Dataset items
--*--

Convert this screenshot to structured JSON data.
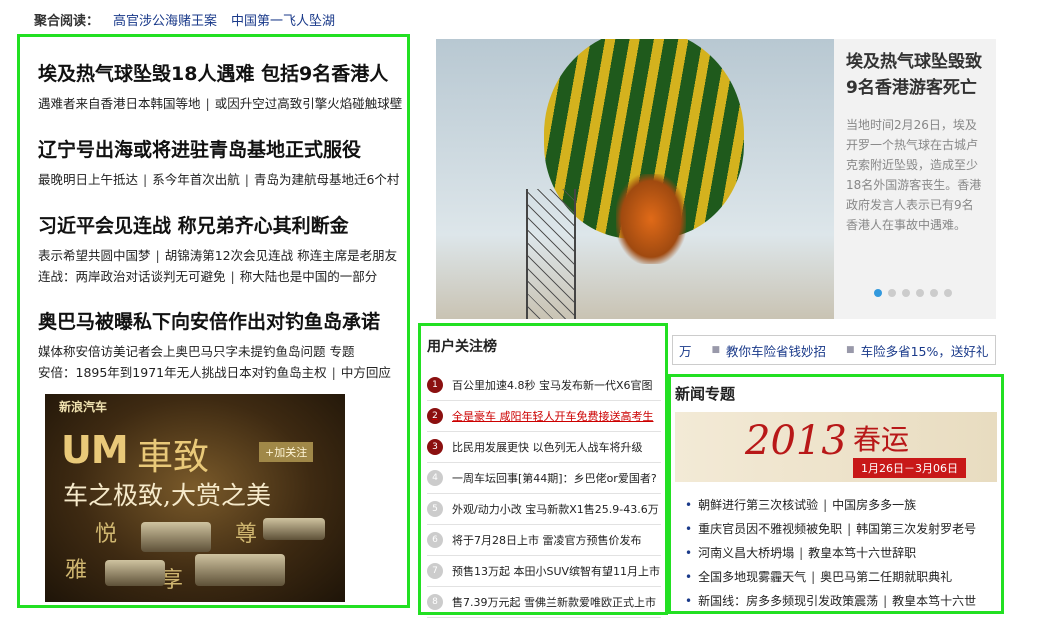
{
  "topbar": {
    "label": "聚合阅读：",
    "links": [
      "高官涉公海赌王案",
      "中国第一飞人坠湖"
    ]
  },
  "left_news": [
    {
      "title": "埃及热气球坠毁18人遇难 包括9名香港人",
      "lines": [
        [
          "遇难者来自香港日本韩国等地",
          "或因升空过高致引擎火焰碰触球壁"
        ]
      ]
    },
    {
      "title": "辽宁号出海或将进驻青岛基地正式服役",
      "lines": [
        [
          "最晚明日上午抵达",
          "系今年首次出航",
          "青岛为建航母基地迁6个村"
        ]
      ]
    },
    {
      "title": "习近平会见连战 称兄弟齐心其利断金",
      "lines": [
        [
          "表示希望共圆中国梦",
          "胡锦涛第12次会见连战 称连主席是老朋友"
        ],
        [
          "连战：两岸政治对话谈判无可避免",
          "称大陆也是中国的一部分"
        ]
      ]
    },
    {
      "title": "奥巴马被曝私下向安倍作出对钓鱼岛承诺",
      "lines": [
        [
          "媒体称安倍访美记者会上奥巴马只字未提钓鱼岛问题 专题"
        ],
        [
          "安倍：1895年到1971年无人挑战日本对钓鱼岛主权",
          "中方回应"
        ]
      ]
    }
  ],
  "ad": {
    "brand": "新浪汽车",
    "um": "UM",
    "name": "車致",
    "follow": "+加关注",
    "slogan": "车之极致,大赏之美",
    "chars": [
      "悦",
      "尊",
      "雅",
      "享"
    ]
  },
  "hero": {
    "title": "埃及热气球坠毁致9名香港游客死亡",
    "desc": "当地时间2月26日，埃及开罗一个热气球在古城卢克索附近坠毁，造成至少18名外国游客丧生。香港政府发言人表示已有9名香港人在事故中遇难。",
    "dot_count": 6,
    "active_dot": 1
  },
  "linksbar": {
    "lead": "万",
    "items": [
      "教你车险省钱妙招",
      "车险多省15%，送好礼"
    ]
  },
  "rank": {
    "title": "用户关注榜",
    "items": [
      {
        "n": "1",
        "text": "百公里加速4.8秒 宝马发布新一代X6官图"
      },
      {
        "n": "2",
        "text": "全是豪车 咸阳年轻人开车免费接送高考生"
      },
      {
        "n": "3",
        "text": "比民用发展更快 以色列无人战车将升级"
      },
      {
        "n": "4",
        "text": "一周车坛回事[第44期]：乡巴佬or爱国者?"
      },
      {
        "n": "5",
        "text": "外观/动力小改 宝马新款X1售25.9-43.6万"
      },
      {
        "n": "6",
        "text": "将于7月28日上市 雷凌官方预售价发布"
      },
      {
        "n": "7",
        "text": "预售13万起 本田小SUV缤智有望11月上市"
      },
      {
        "n": "8",
        "text": "售7.39万元起 雪佛兰新款爱唯欧正式上市"
      }
    ]
  },
  "topic": {
    "title": "新闻专题",
    "banner": {
      "year": "2013",
      "name": "春运",
      "dates": "1月26日－3月06日"
    },
    "items": [
      [
        "朝鲜进行第三次核试验",
        "中国房多多一族"
      ],
      [
        "重庆官员因不雅视频被免职",
        "韩国第三次发射罗老号"
      ],
      [
        "河南义昌大桥坍塌",
        "教皇本笃十六世辞职"
      ],
      [
        "全国多地现雾霾天气",
        "奥巴马第二任期就职典礼"
      ],
      [
        "新国线：房多多频现引发政策震荡",
        "教皇本笃十六世"
      ]
    ]
  },
  "colors": {
    "highlight_border": "#22e022",
    "link": "#1a3a8a",
    "rank_top": "#8b1010",
    "alert_red": "#c00000"
  }
}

--*--

* _Instructions for the task_
Identify each line containing the string "text" and copy it out.

* _Final result_
        "text": "百公里加速4.8秒 宝马发布新一代X6官图"
        "text": "全是豪车 咸阳年轻人开车免费接送高考生"
        "text": "比民用发展更快 以色列无人战车将升级"
        "text": "一周车坛回事[第44期]：乡巴佬or爱国者?"
        "text": "外观/动力小改 宝马新款X1售25.9-43.6万"
        "text": "将于7月28日上市 雷凌官方预售价发布"
        "text": "预售13万起 本田小SUV缤智有望11月上市"
        "text": "售7.39万元起 雪佛兰新款爱唯欧正式上市"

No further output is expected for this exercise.